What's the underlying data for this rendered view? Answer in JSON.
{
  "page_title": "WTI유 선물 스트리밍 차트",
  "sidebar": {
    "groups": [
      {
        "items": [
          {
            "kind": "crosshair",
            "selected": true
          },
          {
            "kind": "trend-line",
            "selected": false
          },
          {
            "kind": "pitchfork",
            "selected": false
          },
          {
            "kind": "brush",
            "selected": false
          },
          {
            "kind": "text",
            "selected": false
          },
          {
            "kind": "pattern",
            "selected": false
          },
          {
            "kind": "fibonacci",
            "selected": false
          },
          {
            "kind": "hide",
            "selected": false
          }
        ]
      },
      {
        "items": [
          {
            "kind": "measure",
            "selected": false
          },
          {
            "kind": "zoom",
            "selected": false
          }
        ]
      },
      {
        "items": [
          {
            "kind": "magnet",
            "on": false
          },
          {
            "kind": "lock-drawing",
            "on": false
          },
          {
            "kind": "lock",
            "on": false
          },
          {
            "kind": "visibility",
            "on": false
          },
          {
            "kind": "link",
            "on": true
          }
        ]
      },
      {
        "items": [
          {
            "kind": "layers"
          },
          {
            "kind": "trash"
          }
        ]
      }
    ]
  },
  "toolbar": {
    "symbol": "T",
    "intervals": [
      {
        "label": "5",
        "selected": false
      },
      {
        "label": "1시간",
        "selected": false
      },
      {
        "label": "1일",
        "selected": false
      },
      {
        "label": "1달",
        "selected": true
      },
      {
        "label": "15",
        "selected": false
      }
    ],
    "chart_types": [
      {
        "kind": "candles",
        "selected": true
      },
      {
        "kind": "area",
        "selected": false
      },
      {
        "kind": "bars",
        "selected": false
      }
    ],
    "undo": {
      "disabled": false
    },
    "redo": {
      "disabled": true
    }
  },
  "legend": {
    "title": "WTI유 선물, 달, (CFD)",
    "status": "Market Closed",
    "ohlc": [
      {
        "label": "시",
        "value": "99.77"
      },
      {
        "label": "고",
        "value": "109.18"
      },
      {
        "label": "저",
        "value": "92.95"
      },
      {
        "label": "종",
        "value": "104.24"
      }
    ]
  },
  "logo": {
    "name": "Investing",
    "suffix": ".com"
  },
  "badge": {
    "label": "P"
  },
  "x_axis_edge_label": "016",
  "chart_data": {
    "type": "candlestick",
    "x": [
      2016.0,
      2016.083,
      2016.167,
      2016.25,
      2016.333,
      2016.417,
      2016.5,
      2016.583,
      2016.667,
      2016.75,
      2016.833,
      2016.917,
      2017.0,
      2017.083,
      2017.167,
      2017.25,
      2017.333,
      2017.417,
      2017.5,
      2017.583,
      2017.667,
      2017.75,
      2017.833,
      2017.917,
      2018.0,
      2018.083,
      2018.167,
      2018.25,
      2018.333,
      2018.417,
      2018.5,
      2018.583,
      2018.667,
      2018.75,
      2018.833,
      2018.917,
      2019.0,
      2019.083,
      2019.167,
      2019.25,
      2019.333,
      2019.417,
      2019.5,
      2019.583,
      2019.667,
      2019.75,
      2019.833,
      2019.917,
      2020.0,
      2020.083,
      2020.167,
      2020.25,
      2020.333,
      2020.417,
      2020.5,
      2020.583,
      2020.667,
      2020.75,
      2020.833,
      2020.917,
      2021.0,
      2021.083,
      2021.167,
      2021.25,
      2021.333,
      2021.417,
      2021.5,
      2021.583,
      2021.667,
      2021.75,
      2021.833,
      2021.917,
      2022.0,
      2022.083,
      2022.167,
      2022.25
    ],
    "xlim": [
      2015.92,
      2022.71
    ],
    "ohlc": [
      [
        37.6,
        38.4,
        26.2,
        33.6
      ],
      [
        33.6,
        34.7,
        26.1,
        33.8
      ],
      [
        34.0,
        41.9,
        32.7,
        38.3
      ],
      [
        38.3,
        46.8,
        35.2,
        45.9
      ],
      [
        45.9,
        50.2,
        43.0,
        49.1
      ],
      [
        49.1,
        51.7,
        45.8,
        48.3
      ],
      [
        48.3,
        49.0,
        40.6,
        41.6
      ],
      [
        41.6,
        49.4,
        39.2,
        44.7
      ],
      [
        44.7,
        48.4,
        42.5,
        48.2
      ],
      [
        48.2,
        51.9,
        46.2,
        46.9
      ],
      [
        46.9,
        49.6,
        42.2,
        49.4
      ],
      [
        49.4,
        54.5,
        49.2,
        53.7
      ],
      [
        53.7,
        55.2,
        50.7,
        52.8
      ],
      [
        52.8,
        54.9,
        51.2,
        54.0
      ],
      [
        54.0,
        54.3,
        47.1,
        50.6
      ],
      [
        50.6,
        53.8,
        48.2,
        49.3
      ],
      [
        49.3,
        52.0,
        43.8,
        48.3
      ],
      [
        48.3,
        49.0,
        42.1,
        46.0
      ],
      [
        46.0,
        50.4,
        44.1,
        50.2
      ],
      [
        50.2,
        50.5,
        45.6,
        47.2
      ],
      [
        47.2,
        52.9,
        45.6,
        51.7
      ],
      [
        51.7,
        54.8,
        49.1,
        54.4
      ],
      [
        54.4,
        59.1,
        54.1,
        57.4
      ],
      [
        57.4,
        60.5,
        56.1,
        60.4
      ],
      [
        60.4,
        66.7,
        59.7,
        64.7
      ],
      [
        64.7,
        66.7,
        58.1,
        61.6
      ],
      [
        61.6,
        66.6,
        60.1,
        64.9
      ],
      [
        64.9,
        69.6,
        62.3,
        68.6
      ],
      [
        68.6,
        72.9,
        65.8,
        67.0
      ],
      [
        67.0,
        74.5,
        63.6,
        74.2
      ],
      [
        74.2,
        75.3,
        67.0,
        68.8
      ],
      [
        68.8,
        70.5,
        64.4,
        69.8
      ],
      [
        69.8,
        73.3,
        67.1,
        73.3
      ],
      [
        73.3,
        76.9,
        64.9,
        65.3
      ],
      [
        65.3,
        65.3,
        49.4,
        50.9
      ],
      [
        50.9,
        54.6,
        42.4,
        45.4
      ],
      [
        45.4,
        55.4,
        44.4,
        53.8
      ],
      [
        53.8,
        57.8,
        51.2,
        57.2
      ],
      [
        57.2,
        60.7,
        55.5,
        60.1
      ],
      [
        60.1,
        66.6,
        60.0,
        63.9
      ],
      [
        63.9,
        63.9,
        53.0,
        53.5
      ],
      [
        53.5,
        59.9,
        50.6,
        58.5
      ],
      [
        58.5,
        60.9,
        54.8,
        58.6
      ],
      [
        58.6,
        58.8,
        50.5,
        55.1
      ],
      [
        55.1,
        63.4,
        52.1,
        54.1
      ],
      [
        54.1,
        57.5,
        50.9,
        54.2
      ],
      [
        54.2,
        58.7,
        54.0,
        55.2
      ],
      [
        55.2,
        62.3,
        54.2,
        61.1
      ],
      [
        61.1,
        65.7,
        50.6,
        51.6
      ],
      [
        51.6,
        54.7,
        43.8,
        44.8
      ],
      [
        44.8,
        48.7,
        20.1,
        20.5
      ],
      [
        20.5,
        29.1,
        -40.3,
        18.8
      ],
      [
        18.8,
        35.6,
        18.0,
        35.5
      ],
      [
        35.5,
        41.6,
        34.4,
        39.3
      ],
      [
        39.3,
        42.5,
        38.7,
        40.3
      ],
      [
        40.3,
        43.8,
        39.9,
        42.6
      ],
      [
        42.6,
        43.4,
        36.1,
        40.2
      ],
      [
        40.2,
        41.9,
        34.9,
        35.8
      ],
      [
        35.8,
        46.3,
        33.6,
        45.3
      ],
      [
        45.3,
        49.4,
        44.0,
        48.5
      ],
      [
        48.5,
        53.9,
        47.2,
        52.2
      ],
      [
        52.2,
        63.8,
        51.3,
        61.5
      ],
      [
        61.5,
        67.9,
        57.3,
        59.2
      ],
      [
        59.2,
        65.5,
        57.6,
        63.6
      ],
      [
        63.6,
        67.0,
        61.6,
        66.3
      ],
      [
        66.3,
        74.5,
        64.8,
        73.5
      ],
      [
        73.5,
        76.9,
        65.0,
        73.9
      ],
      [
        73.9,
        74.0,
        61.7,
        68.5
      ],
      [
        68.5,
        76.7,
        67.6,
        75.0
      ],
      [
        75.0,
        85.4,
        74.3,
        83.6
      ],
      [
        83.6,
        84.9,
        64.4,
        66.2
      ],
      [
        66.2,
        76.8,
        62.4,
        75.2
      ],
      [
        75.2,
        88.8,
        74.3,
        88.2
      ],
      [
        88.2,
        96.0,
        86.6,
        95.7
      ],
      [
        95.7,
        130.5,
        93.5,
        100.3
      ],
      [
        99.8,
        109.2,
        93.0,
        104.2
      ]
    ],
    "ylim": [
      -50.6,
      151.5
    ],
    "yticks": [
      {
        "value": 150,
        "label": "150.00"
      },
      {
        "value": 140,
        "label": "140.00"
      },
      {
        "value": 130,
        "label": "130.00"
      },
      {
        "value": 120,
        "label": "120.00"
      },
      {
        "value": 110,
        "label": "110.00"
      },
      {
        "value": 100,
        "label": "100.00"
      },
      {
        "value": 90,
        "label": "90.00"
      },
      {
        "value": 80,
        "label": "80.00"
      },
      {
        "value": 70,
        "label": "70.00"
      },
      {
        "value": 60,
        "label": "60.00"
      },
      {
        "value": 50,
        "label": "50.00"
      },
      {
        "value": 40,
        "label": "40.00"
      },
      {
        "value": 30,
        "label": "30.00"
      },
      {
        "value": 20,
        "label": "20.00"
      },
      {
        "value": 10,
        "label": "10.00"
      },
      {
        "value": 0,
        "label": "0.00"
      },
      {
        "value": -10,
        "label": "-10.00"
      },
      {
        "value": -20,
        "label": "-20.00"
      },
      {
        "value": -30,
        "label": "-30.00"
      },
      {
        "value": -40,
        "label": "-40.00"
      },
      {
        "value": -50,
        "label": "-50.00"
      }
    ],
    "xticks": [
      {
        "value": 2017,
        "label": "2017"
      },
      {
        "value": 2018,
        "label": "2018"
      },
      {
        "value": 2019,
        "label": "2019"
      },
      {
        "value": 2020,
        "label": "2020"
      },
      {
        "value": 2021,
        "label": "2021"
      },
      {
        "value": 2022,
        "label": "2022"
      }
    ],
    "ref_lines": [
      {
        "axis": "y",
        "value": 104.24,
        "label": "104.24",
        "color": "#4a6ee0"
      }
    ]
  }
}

EXERCISE OBJECTIVE:
Using the listing above, pick out each line that contains the word "true", then copy it.

TASK RESULT:
            "selected": true
            "on": true
        "selected": true
        "selected": true
      "disabled": true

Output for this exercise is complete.